— Exercise description —
Pull out from the material below all lines with "Negev".

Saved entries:

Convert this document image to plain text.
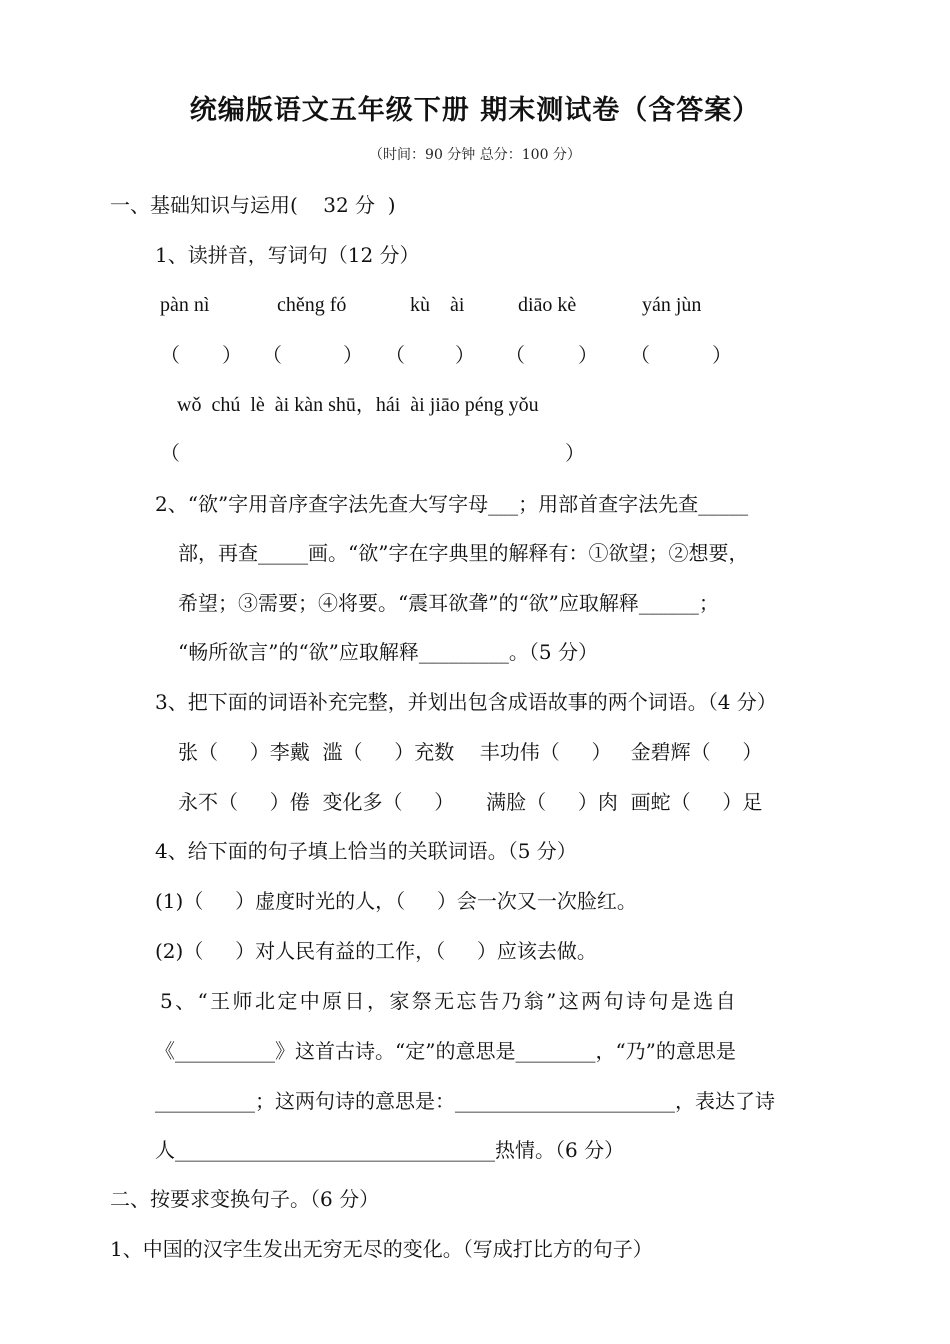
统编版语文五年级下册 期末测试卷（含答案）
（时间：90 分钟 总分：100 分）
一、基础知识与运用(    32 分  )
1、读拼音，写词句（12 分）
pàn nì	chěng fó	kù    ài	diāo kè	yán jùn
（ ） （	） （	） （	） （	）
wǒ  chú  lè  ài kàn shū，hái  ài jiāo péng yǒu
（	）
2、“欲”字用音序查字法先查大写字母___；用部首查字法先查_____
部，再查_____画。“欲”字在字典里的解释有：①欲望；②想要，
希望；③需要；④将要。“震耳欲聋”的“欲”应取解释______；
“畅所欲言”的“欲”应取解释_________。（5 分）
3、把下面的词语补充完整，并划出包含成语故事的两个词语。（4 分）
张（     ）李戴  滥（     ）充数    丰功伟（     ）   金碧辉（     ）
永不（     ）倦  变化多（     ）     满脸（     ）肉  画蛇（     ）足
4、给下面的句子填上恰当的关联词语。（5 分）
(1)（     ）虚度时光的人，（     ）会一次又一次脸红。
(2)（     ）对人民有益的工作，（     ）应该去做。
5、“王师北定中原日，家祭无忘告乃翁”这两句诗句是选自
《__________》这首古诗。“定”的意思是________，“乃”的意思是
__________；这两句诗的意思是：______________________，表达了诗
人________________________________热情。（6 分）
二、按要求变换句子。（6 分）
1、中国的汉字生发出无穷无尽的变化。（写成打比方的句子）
---
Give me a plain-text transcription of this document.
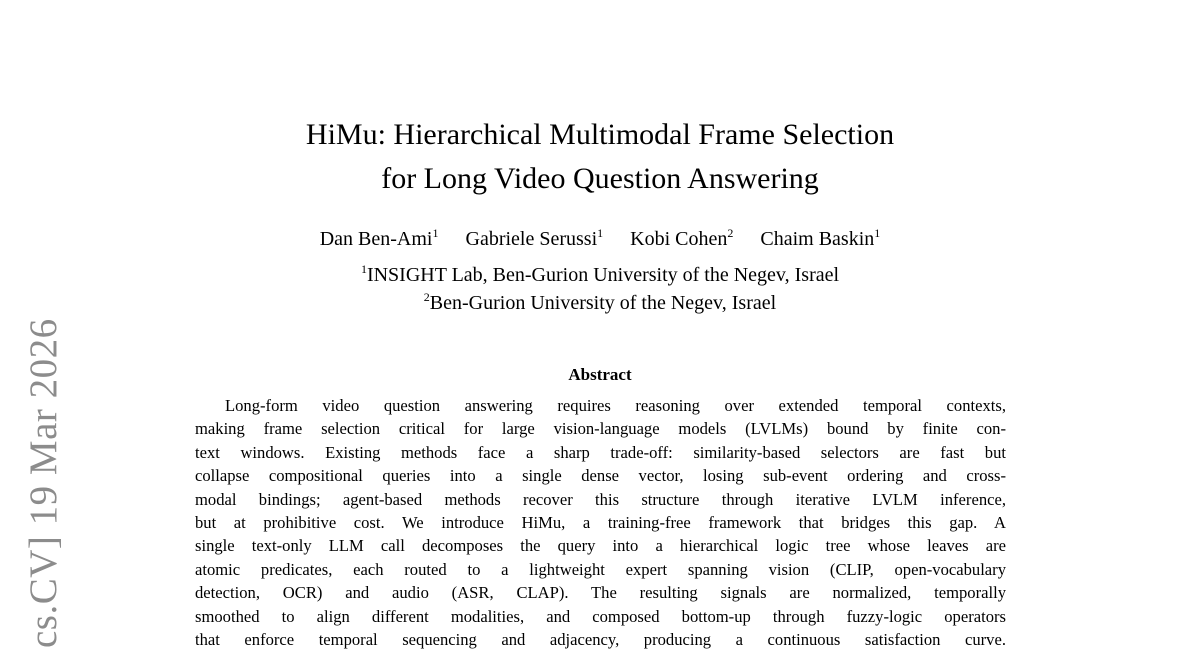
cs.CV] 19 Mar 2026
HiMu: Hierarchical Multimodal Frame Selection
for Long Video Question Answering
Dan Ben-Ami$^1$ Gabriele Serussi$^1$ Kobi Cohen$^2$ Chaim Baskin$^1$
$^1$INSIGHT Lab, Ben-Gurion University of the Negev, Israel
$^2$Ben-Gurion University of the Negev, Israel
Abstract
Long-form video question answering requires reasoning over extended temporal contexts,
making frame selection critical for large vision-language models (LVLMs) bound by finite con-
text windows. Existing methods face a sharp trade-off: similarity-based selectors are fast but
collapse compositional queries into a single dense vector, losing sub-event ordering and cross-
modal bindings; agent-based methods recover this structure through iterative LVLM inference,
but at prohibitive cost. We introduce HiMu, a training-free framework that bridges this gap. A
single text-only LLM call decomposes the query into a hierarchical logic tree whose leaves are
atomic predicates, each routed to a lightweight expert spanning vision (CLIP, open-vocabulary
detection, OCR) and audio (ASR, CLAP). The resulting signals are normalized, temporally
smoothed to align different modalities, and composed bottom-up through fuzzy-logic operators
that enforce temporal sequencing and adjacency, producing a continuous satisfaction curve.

— Full response —
$^1$INSIGHT Lab, Ben-Gurion University of the Negev, Israel
$^2$Ben-Gurion University of the Negev, Israel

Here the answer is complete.